* start *
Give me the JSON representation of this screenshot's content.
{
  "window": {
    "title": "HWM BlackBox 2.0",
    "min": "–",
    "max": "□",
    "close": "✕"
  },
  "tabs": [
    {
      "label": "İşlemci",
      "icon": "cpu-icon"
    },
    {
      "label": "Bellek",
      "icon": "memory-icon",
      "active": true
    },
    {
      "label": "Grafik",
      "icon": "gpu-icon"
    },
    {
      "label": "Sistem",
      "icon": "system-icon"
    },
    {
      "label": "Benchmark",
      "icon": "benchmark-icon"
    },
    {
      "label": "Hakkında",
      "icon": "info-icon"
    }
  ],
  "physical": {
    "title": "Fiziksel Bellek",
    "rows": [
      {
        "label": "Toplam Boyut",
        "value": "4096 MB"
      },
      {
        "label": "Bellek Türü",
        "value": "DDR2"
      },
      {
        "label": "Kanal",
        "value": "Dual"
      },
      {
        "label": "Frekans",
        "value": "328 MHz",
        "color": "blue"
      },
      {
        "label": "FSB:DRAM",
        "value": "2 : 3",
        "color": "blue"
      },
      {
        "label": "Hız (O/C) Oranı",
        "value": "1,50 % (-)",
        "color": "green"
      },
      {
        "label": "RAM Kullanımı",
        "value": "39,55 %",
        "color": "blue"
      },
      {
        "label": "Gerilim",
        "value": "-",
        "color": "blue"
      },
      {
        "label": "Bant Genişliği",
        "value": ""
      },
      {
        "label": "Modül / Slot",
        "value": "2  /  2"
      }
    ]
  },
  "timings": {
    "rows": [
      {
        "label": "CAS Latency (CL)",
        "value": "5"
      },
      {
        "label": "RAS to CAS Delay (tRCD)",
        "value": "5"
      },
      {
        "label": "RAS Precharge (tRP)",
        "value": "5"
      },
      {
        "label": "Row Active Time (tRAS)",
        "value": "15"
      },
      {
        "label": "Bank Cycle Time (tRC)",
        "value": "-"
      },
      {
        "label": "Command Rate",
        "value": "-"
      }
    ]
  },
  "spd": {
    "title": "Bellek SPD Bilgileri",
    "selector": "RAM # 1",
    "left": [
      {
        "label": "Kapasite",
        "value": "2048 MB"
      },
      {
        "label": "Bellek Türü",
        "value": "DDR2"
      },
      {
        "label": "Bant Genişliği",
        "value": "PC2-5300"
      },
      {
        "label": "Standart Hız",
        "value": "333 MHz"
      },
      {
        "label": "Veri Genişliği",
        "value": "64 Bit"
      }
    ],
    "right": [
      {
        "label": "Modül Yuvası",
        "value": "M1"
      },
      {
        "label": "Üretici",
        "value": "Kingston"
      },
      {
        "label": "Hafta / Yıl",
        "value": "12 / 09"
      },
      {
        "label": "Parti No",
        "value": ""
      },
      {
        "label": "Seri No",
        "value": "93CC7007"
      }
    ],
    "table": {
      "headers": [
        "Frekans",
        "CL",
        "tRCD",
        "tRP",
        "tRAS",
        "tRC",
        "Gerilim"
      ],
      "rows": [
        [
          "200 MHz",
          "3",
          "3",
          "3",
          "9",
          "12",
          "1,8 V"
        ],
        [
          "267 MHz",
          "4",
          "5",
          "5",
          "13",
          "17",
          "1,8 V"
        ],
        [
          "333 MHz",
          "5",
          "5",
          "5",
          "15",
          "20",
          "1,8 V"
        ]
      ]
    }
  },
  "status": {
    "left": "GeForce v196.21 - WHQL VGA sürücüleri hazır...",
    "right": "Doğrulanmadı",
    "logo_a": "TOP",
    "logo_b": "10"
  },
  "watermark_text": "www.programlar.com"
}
* end *
* _THE REQUEST_
Gather up the lines containing the word "icon" from these records and copy them.

* _WRITTEN ANSWER_
      "icon": "cpu-icon"
      "icon": "memory-icon",
      "icon": "gpu-icon"
      "icon": "system-icon"
      "icon": "benchmark-icon"
      "icon": "info-icon"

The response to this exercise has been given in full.